**WRITTEN EXERCISE:** Copy, in full, each line of the material that holds the word "оола".

**TASK MATERIAL:**
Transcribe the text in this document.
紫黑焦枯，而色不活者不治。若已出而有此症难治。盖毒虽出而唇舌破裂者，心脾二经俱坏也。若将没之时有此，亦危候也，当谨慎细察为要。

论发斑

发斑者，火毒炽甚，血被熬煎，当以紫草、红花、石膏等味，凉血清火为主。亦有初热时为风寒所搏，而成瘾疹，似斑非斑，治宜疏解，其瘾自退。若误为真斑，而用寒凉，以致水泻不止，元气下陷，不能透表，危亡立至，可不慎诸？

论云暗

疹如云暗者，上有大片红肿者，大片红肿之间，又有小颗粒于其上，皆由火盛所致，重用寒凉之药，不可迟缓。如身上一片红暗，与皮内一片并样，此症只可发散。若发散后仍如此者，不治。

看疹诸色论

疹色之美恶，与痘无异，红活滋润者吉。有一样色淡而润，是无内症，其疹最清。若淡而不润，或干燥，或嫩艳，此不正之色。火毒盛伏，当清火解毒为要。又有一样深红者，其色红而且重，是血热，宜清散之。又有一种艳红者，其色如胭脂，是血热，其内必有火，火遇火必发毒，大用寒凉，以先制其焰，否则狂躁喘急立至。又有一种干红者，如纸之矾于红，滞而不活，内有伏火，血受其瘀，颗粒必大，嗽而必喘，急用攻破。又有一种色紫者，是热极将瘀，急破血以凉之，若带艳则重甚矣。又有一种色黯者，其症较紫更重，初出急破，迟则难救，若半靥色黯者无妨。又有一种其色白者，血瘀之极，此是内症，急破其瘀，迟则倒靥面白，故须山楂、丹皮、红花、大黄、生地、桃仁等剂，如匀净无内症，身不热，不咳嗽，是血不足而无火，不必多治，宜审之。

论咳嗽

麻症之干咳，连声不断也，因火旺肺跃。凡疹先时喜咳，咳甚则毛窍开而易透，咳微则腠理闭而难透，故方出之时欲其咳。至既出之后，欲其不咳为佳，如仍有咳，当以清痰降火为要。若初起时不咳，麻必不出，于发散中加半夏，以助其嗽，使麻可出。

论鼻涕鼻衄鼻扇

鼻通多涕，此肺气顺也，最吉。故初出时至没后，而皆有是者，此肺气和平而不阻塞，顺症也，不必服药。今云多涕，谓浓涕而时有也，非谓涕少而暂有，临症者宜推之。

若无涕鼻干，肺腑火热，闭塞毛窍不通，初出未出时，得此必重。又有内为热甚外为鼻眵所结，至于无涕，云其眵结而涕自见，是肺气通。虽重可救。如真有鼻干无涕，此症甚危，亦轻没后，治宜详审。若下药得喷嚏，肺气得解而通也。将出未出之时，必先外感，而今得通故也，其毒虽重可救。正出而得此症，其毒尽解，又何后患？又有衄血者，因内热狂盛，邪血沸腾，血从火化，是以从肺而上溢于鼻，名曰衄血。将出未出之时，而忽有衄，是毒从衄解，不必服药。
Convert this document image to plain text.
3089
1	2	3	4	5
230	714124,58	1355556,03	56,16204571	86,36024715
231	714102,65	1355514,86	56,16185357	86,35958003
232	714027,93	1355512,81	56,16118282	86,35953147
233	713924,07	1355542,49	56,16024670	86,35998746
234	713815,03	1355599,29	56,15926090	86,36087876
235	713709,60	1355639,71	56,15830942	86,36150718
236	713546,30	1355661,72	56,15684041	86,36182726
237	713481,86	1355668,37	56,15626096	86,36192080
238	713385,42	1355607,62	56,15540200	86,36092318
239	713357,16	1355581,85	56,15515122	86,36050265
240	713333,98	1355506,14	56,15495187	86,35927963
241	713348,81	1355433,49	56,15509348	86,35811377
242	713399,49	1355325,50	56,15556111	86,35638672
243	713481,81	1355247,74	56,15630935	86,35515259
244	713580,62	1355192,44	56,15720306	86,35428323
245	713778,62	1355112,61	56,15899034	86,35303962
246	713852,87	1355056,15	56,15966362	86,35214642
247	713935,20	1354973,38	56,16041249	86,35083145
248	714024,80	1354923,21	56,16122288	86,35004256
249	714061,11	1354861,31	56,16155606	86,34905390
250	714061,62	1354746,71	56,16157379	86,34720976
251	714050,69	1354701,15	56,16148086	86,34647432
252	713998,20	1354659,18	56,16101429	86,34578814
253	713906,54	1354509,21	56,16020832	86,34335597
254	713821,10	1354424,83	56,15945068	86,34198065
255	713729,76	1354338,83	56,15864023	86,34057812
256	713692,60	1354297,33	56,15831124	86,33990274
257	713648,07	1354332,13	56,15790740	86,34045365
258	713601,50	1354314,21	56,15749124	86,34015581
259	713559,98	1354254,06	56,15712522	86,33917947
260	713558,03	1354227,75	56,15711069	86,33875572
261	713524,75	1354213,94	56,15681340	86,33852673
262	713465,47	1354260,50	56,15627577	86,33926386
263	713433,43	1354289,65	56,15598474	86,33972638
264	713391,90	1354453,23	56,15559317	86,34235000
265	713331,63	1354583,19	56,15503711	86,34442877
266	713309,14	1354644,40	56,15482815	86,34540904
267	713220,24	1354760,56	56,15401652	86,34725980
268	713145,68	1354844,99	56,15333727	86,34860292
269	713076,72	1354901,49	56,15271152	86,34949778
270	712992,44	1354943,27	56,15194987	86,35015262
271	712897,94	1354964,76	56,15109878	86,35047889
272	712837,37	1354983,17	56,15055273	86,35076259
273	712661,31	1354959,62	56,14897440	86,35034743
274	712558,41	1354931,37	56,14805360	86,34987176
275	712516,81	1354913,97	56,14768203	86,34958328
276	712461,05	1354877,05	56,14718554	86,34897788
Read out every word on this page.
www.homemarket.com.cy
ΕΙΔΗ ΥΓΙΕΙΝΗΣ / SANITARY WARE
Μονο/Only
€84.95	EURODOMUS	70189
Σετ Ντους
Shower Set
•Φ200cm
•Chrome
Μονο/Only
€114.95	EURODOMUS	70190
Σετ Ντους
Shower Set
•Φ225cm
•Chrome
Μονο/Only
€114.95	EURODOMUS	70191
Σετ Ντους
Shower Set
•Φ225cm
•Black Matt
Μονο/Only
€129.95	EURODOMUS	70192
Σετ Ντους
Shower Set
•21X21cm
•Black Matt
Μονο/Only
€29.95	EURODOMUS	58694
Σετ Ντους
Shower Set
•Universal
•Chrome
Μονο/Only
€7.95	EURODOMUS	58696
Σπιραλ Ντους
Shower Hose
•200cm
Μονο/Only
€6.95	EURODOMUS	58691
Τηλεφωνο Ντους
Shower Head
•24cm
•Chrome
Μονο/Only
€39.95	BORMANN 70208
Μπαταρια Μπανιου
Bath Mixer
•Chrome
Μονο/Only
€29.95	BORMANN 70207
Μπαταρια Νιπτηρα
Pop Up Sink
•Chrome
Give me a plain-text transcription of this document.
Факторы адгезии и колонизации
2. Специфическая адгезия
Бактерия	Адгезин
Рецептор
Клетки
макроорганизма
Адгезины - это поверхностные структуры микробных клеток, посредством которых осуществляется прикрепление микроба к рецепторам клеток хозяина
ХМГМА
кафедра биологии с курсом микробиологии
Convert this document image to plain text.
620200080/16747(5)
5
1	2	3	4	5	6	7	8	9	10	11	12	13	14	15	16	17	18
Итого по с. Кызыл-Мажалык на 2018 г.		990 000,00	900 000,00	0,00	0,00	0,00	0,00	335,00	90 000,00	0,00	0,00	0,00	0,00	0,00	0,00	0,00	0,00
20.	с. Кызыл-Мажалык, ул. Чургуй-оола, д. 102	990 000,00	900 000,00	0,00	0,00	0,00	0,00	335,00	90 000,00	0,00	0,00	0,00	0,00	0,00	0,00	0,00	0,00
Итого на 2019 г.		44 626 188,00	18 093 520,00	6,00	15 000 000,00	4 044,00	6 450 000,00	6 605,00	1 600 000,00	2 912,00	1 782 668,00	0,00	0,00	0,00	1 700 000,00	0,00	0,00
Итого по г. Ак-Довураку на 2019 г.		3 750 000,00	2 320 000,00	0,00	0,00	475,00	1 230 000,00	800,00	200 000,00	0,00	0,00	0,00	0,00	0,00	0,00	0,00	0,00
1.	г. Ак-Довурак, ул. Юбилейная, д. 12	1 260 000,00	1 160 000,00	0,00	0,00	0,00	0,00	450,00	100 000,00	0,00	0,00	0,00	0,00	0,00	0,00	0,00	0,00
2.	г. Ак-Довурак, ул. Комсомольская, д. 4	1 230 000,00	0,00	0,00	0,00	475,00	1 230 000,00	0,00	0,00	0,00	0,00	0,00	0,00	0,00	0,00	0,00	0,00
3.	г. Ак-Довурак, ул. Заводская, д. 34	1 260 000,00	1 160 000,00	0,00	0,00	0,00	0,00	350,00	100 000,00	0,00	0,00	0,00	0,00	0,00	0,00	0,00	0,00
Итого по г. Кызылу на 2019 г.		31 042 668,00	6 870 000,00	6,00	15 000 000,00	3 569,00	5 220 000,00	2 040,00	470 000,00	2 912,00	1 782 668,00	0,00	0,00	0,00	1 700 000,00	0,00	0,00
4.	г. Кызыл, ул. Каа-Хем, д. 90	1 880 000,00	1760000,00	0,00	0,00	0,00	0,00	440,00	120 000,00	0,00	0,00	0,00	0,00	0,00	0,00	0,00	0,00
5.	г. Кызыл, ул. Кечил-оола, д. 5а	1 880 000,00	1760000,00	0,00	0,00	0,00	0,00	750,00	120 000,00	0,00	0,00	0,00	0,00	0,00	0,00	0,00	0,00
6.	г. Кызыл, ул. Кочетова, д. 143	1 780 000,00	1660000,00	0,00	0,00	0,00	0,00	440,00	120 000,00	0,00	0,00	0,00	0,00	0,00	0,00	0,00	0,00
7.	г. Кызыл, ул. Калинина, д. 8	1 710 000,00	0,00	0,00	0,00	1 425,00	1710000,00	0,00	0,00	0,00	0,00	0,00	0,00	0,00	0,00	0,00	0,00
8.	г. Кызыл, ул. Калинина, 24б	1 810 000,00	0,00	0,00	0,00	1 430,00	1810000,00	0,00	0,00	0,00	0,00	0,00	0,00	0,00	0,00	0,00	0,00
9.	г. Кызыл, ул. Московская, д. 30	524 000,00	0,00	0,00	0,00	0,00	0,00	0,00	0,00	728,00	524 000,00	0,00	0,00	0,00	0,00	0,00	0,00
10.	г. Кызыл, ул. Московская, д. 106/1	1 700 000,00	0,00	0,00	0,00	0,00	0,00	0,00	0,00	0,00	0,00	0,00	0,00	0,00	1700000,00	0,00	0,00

**RESPONSE TO THIS EXERCISE:**
20.	с. Кызыл-Мажалык, ул. Чургуй-оола, д. 102	990 000,00	900 000,00	0,00	0,00	0,00	0,00	335,00	90 000,00	0,00	0,00	0,00	0,00	0,00	0,00	0,00	0,00
5.	г. Кызыл, ул. Кечил-оола, д. 5а	1 880 000,00	1760000,00	0,00	0,00	0,00	0,00	750,00	120 000,00	0,00	0,00	0,00	0,00	0,00	0,00	0,00	0,00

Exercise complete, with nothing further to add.